→ **Records for the exercise**
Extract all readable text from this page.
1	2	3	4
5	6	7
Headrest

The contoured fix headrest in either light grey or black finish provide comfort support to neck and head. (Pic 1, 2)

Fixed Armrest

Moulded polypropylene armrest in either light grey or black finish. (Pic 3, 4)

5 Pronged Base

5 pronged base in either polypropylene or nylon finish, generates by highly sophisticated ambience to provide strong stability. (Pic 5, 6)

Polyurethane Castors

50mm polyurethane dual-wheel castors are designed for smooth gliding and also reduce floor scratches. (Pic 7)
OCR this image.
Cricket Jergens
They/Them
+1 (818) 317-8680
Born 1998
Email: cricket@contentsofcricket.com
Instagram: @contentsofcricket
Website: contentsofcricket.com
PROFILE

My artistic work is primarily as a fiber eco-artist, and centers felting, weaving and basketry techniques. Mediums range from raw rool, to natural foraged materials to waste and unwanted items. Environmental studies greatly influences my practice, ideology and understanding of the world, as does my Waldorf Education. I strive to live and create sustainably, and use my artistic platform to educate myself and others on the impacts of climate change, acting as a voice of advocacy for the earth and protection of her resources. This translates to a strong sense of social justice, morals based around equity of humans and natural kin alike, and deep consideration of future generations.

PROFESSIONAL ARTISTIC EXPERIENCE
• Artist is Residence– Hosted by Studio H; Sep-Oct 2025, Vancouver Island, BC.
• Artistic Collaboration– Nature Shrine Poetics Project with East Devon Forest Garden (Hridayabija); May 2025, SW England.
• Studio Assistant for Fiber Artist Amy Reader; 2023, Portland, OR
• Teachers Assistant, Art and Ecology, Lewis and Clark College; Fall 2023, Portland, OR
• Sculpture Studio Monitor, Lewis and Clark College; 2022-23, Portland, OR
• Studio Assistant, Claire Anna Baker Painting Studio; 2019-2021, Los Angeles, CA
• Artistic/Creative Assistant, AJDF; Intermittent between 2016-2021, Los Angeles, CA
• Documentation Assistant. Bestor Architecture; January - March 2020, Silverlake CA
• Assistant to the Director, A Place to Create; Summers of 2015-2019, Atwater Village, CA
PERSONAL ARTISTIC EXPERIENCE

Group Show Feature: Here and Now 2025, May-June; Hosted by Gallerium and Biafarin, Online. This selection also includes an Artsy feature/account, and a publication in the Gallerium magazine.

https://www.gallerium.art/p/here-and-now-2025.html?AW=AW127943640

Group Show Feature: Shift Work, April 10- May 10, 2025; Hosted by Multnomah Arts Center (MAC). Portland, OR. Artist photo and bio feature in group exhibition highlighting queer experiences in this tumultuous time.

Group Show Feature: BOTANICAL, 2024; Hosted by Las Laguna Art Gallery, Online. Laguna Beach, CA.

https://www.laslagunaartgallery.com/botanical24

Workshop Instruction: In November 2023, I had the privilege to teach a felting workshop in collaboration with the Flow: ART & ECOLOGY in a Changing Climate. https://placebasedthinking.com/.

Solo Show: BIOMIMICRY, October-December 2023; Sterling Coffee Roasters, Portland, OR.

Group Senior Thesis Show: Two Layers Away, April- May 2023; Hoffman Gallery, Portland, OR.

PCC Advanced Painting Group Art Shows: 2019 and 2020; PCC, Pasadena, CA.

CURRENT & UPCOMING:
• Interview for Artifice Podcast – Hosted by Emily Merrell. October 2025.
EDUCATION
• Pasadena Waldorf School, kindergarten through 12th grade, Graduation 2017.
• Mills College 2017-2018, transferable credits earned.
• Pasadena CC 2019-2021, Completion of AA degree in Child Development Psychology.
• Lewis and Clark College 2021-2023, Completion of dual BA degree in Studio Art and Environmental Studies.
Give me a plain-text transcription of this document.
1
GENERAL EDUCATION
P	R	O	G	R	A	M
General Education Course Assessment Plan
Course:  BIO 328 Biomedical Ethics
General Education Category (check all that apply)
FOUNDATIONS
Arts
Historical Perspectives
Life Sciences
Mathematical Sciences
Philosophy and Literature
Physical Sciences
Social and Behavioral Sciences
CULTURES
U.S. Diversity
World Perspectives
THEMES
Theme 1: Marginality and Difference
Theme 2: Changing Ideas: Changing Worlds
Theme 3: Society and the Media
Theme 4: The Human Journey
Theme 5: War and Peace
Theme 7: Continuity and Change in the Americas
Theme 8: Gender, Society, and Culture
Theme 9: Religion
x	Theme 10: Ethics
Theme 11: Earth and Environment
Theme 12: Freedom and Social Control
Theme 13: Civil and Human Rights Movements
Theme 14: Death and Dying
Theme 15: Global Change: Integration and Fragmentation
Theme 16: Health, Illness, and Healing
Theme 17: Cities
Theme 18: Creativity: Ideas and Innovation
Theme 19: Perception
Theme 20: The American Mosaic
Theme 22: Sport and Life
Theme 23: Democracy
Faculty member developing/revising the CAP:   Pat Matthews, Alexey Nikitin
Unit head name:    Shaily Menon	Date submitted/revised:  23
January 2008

→ **The problem**
From the line that contains "Give me a plain-text" down to the last line of the listing above, repeat each line exactly, and include nothing else.

→ **Answer below**
Give me a plain-text transcription of this document.
1
GENERAL EDUCATION
P	R	O	G	R	A	M
General Education Course Assessment Plan
Course:  BIO 328 Biomedical Ethics
General Education Category (check all that apply)
FOUNDATIONS
Arts
Historical Perspectives
Life Sciences
Mathematical Sciences
Philosophy and Literature
Physical Sciences
Social and Behavioral Sciences
CULTURES
U.S. Diversity
World Perspectives
THEMES
Theme 1: Marginality and Difference
Theme 2: Changing Ideas: Changing Worlds
Theme 3: Society and the Media
Theme 4: The Human Journey
Theme 5: War and Peace
Theme 7: Continuity and Change in the Americas
Theme 8: Gender, Society, and Culture
Theme 9: Religion
x	Theme 10: Ethics
Theme 11: Earth and Environment
Theme 12: Freedom and Social Control
Theme 13: Civil and Human Rights Movements
Theme 14: Death and Dying
Theme 15: Global Change: Integration and Fragmentation
Theme 16: Health, Illness, and Healing
Theme 17: Cities
Theme 18: Creativity: Ideas and Innovation
Theme 19: Perception
Theme 20: The American Mosaic
Theme 22: Sport and Life
Theme 23: Democracy
Faculty member developing/revising the CAP:   Pat Matthews, Alexey Nikitin
Unit head name:    Shaily Menon	Date submitted/revised:  23
January 2008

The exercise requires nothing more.